### Task inputs
----

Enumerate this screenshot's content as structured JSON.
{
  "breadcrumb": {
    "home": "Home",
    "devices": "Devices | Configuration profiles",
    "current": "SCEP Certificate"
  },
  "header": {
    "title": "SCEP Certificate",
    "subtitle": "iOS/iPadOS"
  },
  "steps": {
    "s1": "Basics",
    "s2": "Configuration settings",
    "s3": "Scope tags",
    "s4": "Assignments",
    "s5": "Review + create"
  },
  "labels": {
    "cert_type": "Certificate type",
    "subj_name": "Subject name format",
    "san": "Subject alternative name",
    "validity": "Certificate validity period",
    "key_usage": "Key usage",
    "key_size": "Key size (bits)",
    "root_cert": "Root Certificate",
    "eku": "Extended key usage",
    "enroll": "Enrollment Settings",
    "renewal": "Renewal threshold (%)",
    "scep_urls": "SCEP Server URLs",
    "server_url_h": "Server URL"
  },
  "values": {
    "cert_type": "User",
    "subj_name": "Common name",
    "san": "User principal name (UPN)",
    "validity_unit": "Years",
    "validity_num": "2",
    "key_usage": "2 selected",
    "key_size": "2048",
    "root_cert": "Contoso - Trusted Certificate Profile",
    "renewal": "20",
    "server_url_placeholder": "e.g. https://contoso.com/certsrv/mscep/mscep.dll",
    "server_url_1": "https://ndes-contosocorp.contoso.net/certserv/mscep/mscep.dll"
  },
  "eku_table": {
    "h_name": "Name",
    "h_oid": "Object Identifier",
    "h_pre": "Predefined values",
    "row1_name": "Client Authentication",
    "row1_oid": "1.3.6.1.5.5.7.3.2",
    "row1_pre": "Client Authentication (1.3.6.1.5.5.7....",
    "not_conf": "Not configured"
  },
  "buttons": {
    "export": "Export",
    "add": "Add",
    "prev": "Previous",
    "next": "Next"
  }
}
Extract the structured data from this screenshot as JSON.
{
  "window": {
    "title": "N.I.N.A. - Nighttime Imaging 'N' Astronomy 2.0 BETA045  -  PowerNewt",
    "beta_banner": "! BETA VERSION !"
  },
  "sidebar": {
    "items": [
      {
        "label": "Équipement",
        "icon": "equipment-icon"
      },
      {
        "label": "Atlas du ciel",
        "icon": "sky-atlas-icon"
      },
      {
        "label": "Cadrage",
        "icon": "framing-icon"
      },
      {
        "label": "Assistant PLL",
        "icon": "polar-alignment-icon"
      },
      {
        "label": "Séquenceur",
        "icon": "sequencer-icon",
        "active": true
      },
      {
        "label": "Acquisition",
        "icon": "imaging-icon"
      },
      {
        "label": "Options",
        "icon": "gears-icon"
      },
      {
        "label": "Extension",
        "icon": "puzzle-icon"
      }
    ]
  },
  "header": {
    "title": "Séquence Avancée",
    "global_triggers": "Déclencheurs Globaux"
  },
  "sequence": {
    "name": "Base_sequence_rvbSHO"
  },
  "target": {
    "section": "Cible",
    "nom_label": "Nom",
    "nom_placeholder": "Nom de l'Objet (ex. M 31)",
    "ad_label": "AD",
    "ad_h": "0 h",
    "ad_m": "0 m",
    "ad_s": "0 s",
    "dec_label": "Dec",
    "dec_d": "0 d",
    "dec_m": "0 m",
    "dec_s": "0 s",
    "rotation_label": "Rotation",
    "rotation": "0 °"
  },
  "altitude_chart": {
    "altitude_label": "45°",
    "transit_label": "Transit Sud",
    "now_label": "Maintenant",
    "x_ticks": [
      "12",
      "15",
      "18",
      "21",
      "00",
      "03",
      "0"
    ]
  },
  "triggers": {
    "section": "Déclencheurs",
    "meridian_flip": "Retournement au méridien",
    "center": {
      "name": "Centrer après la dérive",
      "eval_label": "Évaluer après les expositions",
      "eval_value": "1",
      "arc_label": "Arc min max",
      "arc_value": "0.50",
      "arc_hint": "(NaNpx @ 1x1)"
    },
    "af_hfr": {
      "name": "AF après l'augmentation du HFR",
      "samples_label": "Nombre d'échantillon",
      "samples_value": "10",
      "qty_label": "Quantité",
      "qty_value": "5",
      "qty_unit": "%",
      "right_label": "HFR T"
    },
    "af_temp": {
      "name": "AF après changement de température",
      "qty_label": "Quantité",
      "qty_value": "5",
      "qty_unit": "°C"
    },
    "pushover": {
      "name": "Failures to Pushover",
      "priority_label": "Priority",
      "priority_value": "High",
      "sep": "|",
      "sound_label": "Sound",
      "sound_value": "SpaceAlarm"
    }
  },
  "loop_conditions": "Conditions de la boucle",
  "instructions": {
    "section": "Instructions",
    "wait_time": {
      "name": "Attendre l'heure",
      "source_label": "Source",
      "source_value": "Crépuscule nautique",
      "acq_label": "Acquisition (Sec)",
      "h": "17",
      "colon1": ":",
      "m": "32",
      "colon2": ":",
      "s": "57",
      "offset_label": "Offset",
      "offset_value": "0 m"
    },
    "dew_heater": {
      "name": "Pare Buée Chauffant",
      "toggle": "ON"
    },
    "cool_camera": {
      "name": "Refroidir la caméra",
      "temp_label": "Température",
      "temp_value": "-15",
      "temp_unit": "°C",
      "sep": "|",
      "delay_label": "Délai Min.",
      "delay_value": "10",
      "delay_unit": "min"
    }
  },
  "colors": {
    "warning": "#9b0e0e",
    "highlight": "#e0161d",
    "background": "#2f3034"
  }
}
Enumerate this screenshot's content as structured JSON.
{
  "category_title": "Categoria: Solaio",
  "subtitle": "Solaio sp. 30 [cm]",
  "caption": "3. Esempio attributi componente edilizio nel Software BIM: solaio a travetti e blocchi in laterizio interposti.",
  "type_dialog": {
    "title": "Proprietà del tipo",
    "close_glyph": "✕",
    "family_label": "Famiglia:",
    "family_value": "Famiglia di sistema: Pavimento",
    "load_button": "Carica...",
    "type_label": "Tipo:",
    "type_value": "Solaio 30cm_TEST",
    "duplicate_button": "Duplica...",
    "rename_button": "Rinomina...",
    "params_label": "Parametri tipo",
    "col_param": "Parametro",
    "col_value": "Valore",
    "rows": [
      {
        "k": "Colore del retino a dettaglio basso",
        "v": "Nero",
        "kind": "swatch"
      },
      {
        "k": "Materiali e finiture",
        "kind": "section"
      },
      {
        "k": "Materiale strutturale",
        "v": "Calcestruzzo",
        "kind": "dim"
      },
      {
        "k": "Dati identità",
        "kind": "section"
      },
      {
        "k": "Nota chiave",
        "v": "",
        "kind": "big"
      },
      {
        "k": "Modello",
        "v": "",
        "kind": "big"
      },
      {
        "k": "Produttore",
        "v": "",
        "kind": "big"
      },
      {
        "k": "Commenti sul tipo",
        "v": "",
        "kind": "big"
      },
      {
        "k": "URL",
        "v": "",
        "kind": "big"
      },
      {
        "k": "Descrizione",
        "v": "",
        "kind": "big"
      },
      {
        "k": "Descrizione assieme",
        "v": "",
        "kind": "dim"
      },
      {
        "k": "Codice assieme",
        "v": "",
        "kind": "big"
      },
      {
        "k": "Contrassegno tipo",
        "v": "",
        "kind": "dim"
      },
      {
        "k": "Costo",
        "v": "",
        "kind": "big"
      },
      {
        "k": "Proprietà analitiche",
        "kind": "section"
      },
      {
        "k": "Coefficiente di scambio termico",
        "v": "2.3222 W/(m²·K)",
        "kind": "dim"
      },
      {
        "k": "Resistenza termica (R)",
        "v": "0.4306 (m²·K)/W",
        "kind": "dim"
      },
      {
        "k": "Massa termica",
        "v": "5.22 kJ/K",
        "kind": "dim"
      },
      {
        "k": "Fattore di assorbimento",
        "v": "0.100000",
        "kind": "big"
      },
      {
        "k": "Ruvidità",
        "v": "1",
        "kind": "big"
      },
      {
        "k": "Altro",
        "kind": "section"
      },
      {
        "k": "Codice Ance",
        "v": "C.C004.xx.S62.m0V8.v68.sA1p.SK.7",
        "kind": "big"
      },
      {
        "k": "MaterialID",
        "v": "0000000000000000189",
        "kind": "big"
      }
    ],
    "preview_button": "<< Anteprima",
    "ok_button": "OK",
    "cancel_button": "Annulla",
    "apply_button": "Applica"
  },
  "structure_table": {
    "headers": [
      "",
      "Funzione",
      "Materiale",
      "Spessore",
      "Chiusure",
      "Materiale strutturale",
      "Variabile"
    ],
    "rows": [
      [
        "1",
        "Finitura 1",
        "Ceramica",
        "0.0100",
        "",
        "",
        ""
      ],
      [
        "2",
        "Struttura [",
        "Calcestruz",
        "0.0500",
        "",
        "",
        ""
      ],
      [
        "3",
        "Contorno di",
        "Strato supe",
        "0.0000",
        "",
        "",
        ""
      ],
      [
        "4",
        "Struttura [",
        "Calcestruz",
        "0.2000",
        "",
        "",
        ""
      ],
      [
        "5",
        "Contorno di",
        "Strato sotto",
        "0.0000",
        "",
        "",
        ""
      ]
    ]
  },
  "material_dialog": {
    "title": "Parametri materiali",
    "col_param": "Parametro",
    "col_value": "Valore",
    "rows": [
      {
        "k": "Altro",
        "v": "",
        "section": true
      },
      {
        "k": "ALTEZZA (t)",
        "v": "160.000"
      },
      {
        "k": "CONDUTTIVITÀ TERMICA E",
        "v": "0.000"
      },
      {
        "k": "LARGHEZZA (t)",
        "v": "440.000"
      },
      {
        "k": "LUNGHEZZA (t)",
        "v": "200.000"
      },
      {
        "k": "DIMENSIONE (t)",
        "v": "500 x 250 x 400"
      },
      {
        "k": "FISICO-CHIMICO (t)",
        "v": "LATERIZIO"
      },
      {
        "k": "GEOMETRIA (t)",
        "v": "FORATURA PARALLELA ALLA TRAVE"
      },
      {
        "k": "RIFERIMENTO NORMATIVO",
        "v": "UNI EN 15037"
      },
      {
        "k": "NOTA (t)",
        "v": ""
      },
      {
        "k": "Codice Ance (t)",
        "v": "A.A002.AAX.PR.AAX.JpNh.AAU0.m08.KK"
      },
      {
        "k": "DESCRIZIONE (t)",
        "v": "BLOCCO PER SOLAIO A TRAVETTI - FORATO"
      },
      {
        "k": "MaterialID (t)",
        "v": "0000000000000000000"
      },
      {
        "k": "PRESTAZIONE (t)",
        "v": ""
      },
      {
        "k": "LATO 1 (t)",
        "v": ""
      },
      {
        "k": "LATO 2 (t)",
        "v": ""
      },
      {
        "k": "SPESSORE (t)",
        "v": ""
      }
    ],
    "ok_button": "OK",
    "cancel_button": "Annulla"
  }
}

----

### Exercise details
Collect the lines of the data that carry the word "Acquisition".

### Expected answer
        "label": "Acquisition",
      "acq_label": "Acquisition (Sec)",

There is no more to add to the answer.